╭─ Data supplied
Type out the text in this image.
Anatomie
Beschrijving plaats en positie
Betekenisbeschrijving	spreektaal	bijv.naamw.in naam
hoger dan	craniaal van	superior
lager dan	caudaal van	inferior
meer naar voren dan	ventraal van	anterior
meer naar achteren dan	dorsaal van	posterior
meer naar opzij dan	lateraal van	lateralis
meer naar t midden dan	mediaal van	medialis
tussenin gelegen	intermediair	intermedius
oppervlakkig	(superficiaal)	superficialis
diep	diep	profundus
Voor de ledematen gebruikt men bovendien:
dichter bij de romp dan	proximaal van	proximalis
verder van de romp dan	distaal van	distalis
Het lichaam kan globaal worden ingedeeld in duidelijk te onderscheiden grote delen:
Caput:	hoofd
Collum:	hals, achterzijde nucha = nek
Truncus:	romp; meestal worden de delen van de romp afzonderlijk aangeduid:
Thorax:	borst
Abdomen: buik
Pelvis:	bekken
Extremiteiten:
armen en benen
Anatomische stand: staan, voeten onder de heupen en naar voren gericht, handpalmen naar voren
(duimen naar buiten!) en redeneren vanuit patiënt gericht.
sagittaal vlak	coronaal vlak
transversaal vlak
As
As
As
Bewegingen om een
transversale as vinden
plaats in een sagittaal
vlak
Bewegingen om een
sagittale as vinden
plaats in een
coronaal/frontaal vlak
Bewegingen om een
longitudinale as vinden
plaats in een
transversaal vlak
╰─
╭─ Data supplied
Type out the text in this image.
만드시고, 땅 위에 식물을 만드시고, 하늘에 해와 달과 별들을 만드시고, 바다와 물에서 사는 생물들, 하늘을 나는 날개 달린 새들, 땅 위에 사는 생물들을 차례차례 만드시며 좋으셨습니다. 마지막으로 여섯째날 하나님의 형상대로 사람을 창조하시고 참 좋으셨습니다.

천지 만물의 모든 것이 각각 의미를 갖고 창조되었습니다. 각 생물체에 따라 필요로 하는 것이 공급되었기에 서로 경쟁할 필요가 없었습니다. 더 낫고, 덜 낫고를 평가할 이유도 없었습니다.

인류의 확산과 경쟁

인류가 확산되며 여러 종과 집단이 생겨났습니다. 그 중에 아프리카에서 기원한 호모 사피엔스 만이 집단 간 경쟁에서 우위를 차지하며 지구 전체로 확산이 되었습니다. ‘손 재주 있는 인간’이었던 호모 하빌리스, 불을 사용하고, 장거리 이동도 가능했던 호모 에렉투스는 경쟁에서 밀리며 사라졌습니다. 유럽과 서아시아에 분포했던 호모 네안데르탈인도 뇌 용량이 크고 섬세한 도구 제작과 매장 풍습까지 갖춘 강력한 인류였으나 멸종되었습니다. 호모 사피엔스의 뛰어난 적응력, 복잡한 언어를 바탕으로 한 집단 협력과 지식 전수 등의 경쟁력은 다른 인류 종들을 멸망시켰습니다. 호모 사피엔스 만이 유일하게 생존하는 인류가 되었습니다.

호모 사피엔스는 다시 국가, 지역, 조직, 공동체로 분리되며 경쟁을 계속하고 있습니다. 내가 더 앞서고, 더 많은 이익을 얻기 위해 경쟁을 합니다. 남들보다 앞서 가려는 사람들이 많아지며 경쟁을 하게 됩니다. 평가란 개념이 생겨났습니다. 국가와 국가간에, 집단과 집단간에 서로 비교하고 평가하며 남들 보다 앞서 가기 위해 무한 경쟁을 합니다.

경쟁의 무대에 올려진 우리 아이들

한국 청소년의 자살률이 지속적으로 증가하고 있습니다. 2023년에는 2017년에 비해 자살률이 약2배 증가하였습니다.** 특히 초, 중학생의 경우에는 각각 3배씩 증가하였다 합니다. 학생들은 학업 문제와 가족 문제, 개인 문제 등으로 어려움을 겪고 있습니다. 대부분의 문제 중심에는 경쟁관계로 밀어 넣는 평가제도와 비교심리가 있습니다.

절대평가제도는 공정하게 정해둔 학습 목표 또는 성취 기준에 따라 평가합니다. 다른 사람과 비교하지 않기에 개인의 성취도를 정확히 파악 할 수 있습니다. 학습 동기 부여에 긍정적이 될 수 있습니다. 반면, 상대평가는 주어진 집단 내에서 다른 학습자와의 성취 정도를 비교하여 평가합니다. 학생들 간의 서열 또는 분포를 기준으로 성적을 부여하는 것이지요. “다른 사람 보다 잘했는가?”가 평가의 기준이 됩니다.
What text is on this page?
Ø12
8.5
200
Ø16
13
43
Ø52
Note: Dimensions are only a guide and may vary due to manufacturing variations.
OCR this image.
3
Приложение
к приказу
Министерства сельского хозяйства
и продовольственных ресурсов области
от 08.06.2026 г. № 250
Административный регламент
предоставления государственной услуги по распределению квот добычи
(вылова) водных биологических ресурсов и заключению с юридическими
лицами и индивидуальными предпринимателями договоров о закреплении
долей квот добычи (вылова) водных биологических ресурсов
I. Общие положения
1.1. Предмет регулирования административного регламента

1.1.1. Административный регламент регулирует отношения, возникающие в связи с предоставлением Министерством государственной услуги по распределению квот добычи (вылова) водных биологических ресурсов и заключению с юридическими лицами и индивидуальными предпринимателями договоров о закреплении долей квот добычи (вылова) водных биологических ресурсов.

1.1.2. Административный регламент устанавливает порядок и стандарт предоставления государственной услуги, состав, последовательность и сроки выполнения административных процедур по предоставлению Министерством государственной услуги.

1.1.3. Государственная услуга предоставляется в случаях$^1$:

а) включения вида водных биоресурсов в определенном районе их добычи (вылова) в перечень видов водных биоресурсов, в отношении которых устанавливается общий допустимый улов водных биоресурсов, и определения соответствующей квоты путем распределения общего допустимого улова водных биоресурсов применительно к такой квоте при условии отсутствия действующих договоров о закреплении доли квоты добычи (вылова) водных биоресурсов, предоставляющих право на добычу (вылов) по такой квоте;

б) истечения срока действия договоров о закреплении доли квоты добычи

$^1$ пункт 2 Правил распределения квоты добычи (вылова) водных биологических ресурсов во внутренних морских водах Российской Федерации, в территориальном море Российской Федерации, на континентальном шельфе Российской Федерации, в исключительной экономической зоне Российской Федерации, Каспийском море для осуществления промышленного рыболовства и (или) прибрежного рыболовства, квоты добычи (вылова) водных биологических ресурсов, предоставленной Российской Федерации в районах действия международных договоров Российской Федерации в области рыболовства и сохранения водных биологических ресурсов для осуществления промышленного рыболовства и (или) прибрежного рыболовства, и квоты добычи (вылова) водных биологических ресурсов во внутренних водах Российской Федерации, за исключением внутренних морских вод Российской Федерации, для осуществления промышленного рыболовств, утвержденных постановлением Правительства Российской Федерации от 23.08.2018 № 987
╰─
→ Given exercise: Find the word "gericht" and list each line it appears in.

→ Task response:
Anatomische stand: staan, voeten onder de heupen en naar voren gericht, handpalmen naar voren
(duimen naar buiten!) en redeneren vanuit patiënt gericht.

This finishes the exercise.